§ Task to carry out
Scan the material below for the string "addr", and copy every line where it shows up.

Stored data
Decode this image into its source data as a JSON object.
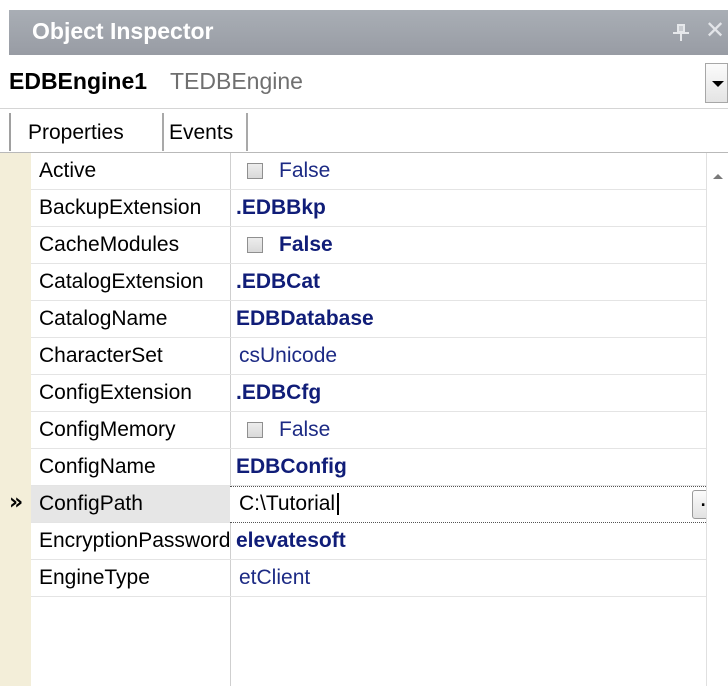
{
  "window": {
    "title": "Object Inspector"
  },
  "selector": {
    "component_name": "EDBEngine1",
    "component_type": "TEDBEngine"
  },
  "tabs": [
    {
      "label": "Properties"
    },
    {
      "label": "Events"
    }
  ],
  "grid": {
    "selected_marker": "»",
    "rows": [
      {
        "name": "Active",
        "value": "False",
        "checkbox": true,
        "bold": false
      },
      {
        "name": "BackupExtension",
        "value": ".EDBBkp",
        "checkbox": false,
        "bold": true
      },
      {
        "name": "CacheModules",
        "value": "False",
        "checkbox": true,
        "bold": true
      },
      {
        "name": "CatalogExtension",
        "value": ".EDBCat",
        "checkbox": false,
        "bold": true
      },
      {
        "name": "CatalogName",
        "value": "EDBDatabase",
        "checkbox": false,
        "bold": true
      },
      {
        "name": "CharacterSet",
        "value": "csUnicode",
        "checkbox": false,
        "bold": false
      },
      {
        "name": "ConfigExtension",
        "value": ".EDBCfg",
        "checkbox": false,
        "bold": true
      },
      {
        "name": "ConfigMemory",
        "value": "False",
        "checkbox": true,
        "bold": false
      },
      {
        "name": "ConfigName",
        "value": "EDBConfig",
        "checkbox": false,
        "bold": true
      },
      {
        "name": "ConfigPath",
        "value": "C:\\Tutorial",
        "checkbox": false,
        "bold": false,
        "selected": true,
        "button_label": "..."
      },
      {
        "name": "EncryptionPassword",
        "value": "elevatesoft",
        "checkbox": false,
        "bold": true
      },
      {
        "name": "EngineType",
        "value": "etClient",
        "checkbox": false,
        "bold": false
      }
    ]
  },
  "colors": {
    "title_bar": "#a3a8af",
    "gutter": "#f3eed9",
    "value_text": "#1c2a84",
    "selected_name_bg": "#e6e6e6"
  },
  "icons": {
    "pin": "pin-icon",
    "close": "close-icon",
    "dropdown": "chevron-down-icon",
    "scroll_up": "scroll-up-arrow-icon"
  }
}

* * *

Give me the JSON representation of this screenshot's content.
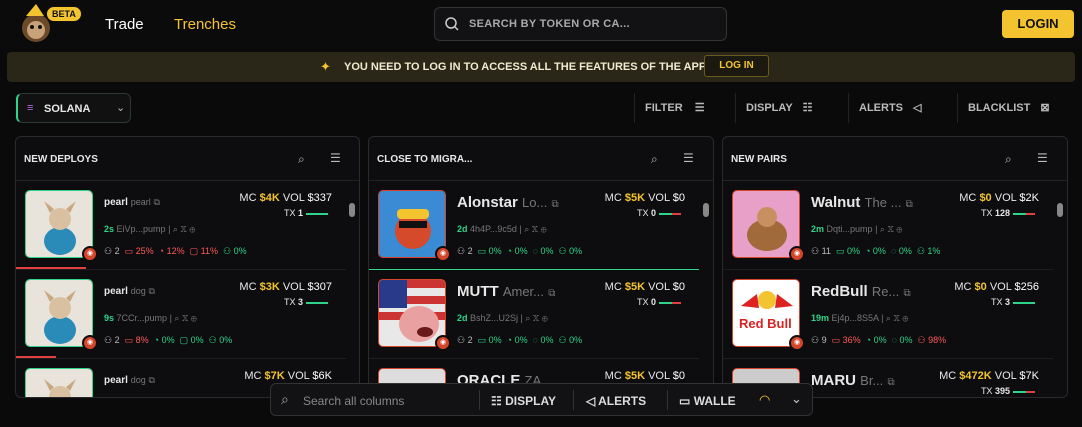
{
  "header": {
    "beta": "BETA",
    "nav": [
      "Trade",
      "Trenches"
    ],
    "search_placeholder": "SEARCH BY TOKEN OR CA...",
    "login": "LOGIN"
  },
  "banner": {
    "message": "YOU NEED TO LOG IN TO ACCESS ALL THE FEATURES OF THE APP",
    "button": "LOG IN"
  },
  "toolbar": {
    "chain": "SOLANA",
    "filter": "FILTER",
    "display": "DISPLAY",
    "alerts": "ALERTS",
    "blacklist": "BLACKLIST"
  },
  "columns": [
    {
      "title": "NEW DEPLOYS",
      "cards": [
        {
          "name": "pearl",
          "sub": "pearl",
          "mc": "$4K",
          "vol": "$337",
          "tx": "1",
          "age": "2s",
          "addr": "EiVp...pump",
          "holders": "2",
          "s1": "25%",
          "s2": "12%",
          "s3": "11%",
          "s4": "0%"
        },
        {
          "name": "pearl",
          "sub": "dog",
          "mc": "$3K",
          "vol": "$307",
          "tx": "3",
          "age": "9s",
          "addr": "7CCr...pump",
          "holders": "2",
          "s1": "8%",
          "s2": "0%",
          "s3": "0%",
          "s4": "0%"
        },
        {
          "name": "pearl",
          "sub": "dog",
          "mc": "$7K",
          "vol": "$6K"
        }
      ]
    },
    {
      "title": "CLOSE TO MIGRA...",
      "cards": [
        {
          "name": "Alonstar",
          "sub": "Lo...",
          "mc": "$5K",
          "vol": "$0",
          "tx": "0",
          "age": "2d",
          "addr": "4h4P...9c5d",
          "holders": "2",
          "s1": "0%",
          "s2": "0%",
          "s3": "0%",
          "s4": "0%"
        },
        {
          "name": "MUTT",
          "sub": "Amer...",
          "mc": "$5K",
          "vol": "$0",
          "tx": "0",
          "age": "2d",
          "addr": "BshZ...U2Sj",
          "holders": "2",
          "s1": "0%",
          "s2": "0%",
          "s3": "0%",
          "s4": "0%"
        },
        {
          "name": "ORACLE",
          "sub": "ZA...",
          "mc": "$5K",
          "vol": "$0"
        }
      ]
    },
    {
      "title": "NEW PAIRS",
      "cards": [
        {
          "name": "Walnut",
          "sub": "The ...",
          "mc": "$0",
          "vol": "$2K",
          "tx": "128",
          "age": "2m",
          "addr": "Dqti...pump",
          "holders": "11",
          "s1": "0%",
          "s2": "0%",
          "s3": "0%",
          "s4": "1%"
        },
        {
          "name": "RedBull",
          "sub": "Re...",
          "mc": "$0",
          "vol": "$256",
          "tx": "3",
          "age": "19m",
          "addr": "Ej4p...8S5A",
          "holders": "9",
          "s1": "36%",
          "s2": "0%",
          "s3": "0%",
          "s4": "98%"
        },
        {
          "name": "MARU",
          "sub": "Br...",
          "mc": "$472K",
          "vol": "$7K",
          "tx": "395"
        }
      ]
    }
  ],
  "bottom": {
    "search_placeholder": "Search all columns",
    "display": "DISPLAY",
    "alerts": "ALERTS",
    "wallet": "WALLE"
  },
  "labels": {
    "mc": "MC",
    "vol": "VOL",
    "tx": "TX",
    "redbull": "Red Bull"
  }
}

§ Task answer
          "addr": "EiVp...pump",
          "addr": "7CCr...pump",
          "addr": "4h4P...9c5d",
          "addr": "BshZ...U2Sj",
          "addr": "Dqti...pump",
          "addr": "Ej4p...8S5A",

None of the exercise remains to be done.